EXERCISE: Below are some records; repeat them all exactly, minus the pictures.

-- Begin DATA FOR THE TASK --

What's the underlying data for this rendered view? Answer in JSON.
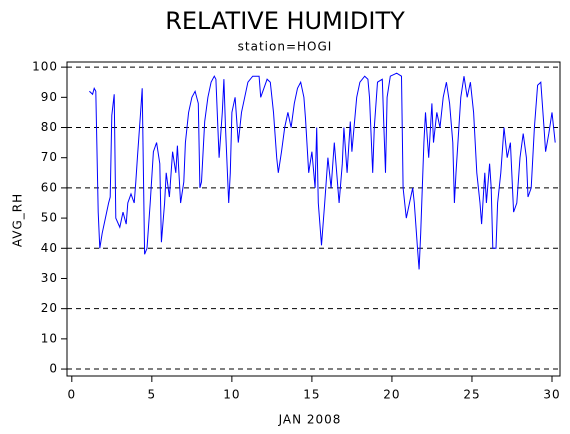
{
  "chart_data": {
    "type": "line",
    "title": "RELATIVE HUMIDITY",
    "subtitle": "station=HOGI",
    "xlabel": "JAN 2008",
    "ylabel": "AVG_RH",
    "color": "#0000ff",
    "grid": true,
    "xlim": [
      -0.3,
      30.5
    ],
    "ylim": [
      -2.3,
      101.7
    ],
    "xticks": [
      0,
      5,
      10,
      15,
      20,
      25,
      30
    ],
    "yticks": [
      0,
      10,
      20,
      30,
      40,
      50,
      60,
      70,
      80,
      90,
      100
    ],
    "gridlines": [
      0,
      20,
      40,
      60,
      80,
      100
    ],
    "x": [
      1.1,
      1.3,
      1.4,
      1.5,
      1.65,
      1.75,
      1.9,
      2.1,
      2.3,
      2.4,
      2.5,
      2.65,
      2.75,
      3.0,
      3.2,
      3.4,
      3.5,
      3.7,
      3.9,
      4.0,
      4.1,
      4.3,
      4.4,
      4.55,
      4.7,
      4.9,
      5.1,
      5.3,
      5.5,
      5.6,
      5.8,
      5.9,
      6.1,
      6.3,
      6.5,
      6.6,
      6.8,
      7.0,
      7.1,
      7.3,
      7.5,
      7.7,
      7.9,
      8.0,
      8.1,
      8.3,
      8.5,
      8.7,
      8.9,
      9.0,
      9.2,
      9.4,
      9.5,
      9.6,
      9.8,
      9.9,
      10.0,
      10.2,
      10.4,
      10.6,
      10.8,
      11.0,
      11.3,
      11.7,
      11.8,
      12.0,
      12.2,
      12.4,
      12.6,
      12.8,
      12.9,
      13.1,
      13.3,
      13.5,
      13.7,
      13.9,
      14.1,
      14.3,
      14.5,
      14.6,
      14.8,
      15.0,
      15.2,
      15.3,
      15.4,
      15.6,
      15.8,
      16.0,
      16.2,
      16.4,
      16.7,
      16.9,
      17.0,
      17.2,
      17.4,
      17.5,
      17.8,
      18.0,
      18.3,
      18.5,
      18.6,
      18.8,
      18.9,
      19.1,
      19.4,
      19.5,
      19.6,
      19.7,
      19.9,
      20.3,
      20.6,
      20.7,
      20.9,
      21.1,
      21.3,
      21.4,
      21.6,
      21.7,
      21.8,
      22.0,
      22.1,
      22.3,
      22.5,
      22.6,
      22.8,
      23.0,
      23.2,
      23.4,
      23.6,
      23.8,
      23.9,
      24.0,
      24.3,
      24.5,
      24.7,
      24.9,
      25.1,
      25.3,
      25.5,
      25.6,
      25.8,
      25.9,
      26.1,
      26.2,
      26.3,
      26.5,
      26.6,
      26.8,
      27.0,
      27.2,
      27.4,
      27.6,
      27.8,
      28.0,
      28.2,
      28.4,
      28.5,
      28.7,
      28.9,
      29.1,
      29.3,
      29.5,
      29.6,
      29.8,
      30.0,
      30.2
    ],
    "values": [
      92,
      91,
      93,
      92,
      52,
      40,
      45,
      50,
      55,
      57,
      84,
      91,
      50,
      47,
      52,
      48,
      55,
      58,
      55,
      62,
      70,
      85,
      93,
      38,
      40,
      55,
      72,
      75,
      68,
      42,
      55,
      65,
      57,
      72,
      65,
      74,
      55,
      62,
      75,
      85,
      90,
      92,
      88,
      60,
      62,
      82,
      90,
      95,
      97,
      96,
      70,
      85,
      96,
      80,
      55,
      65,
      85,
      90,
      75,
      85,
      90,
      95,
      97,
      97,
      90,
      93,
      96,
      95,
      85,
      70,
      65,
      72,
      80,
      85,
      80,
      88,
      93,
      95,
      90,
      83,
      65,
      72,
      60,
      80,
      55,
      41,
      55,
      70,
      60,
      75,
      55,
      68,
      80,
      65,
      82,
      72,
      90,
      95,
      97,
      96,
      90,
      65,
      80,
      95,
      96,
      80,
      65,
      90,
      97,
      98,
      97,
      60,
      50,
      55,
      60,
      55,
      40,
      33,
      45,
      75,
      85,
      70,
      88,
      75,
      85,
      80,
      90,
      95,
      88,
      75,
      55,
      65,
      90,
      97,
      90,
      95,
      85,
      65,
      55,
      48,
      65,
      55,
      68,
      60,
      40,
      40,
      55,
      65,
      80,
      70,
      75,
      52,
      55,
      70,
      78,
      70,
      57,
      60,
      80,
      94,
      95,
      80,
      72,
      78,
      85,
      75
    ]
  }
}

-- End DATA FOR THE TASK --

RESPONSE FOR THIS EXERCISE:
What's the underlying data for this rendered view? Answer in JSON.
{
  "chart_data": {
    "type": "line",
    "title": "RELATIVE HUMIDITY",
    "subtitle": "station=HOGI",
    "xlabel": "JAN 2008",
    "ylabel": "AVG_RH",
    "color": "#0000ff",
    "grid": true,
    "xlim": [
      -0.3,
      30.5
    ],
    "ylim": [
      -2.3,
      101.7
    ],
    "xticks": [
      0,
      5,
      10,
      15,
      20,
      25,
      30
    ],
    "yticks": [
      0,
      10,
      20,
      30,
      40,
      50,
      60,
      70,
      80,
      90,
      100
    ],
    "gridlines": [
      0,
      20,
      40,
      60,
      80,
      100
    ],
    "x": [
      1.1,
      1.3,
      1.4,
      1.5,
      1.65,
      1.75,
      1.9,
      2.1,
      2.3,
      2.4,
      2.5,
      2.65,
      2.75,
      3.0,
      3.2,
      3.4,
      3.5,
      3.7,
      3.9,
      4.0,
      4.1,
      4.3,
      4.4,
      4.55,
      4.7,
      4.9,
      5.1,
      5.3,
      5.5,
      5.6,
      5.8,
      5.9,
      6.1,
      6.3,
      6.5,
      6.6,
      6.8,
      7.0,
      7.1,
      7.3,
      7.5,
      7.7,
      7.9,
      8.0,
      8.1,
      8.3,
      8.5,
      8.7,
      8.9,
      9.0,
      9.2,
      9.4,
      9.5,
      9.6,
      9.8,
      9.9,
      10.0,
      10.2,
      10.4,
      10.6,
      10.8,
      11.0,
      11.3,
      11.7,
      11.8,
      12.0,
      12.2,
      12.4,
      12.6,
      12.8,
      12.9,
      13.1,
      13.3,
      13.5,
      13.7,
      13.9,
      14.1,
      14.3,
      14.5,
      14.6,
      14.8,
      15.0,
      15.2,
      15.3,
      15.4,
      15.6,
      15.8,
      16.0,
      16.2,
      16.4,
      16.7,
      16.9,
      17.0,
      17.2,
      17.4,
      17.5,
      17.8,
      18.0,
      18.3,
      18.5,
      18.6,
      18.8,
      18.9,
      19.1,
      19.4,
      19.5,
      19.6,
      19.7,
      19.9,
      20.3,
      20.6,
      20.7,
      20.9,
      21.1,
      21.3,
      21.4,
      21.6,
      21.7,
      21.8,
      22.0,
      22.1,
      22.3,
      22.5,
      22.6,
      22.8,
      23.0,
      23.2,
      23.4,
      23.6,
      23.8,
      23.9,
      24.0,
      24.3,
      24.5,
      24.7,
      24.9,
      25.1,
      25.3,
      25.5,
      25.6,
      25.8,
      25.9,
      26.1,
      26.2,
      26.3,
      26.5,
      26.6,
      26.8,
      27.0,
      27.2,
      27.4,
      27.6,
      27.8,
      28.0,
      28.2,
      28.4,
      28.5,
      28.7,
      28.9,
      29.1,
      29.3,
      29.5,
      29.6,
      29.8,
      30.0,
      30.2
    ],
    "values": [
      92,
      91,
      93,
      92,
      52,
      40,
      45,
      50,
      55,
      57,
      84,
      91,
      50,
      47,
      52,
      48,
      55,
      58,
      55,
      62,
      70,
      85,
      93,
      38,
      40,
      55,
      72,
      75,
      68,
      42,
      55,
      65,
      57,
      72,
      65,
      74,
      55,
      62,
      75,
      85,
      90,
      92,
      88,
      60,
      62,
      82,
      90,
      95,
      97,
      96,
      70,
      85,
      96,
      80,
      55,
      65,
      85,
      90,
      75,
      85,
      90,
      95,
      97,
      97,
      90,
      93,
      96,
      95,
      85,
      70,
      65,
      72,
      80,
      85,
      80,
      88,
      93,
      95,
      90,
      83,
      65,
      72,
      60,
      80,
      55,
      41,
      55,
      70,
      60,
      75,
      55,
      68,
      80,
      65,
      82,
      72,
      90,
      95,
      97,
      96,
      90,
      65,
      80,
      95,
      96,
      80,
      65,
      90,
      97,
      98,
      97,
      60,
      50,
      55,
      60,
      55,
      40,
      33,
      45,
      75,
      85,
      70,
      88,
      75,
      85,
      80,
      90,
      95,
      88,
      75,
      55,
      65,
      90,
      97,
      90,
      95,
      85,
      65,
      55,
      48,
      65,
      55,
      68,
      60,
      40,
      40,
      55,
      65,
      80,
      70,
      75,
      52,
      55,
      70,
      78,
      70,
      57,
      60,
      80,
      94,
      95,
      80,
      72,
      78,
      85,
      75
    ]
  }
}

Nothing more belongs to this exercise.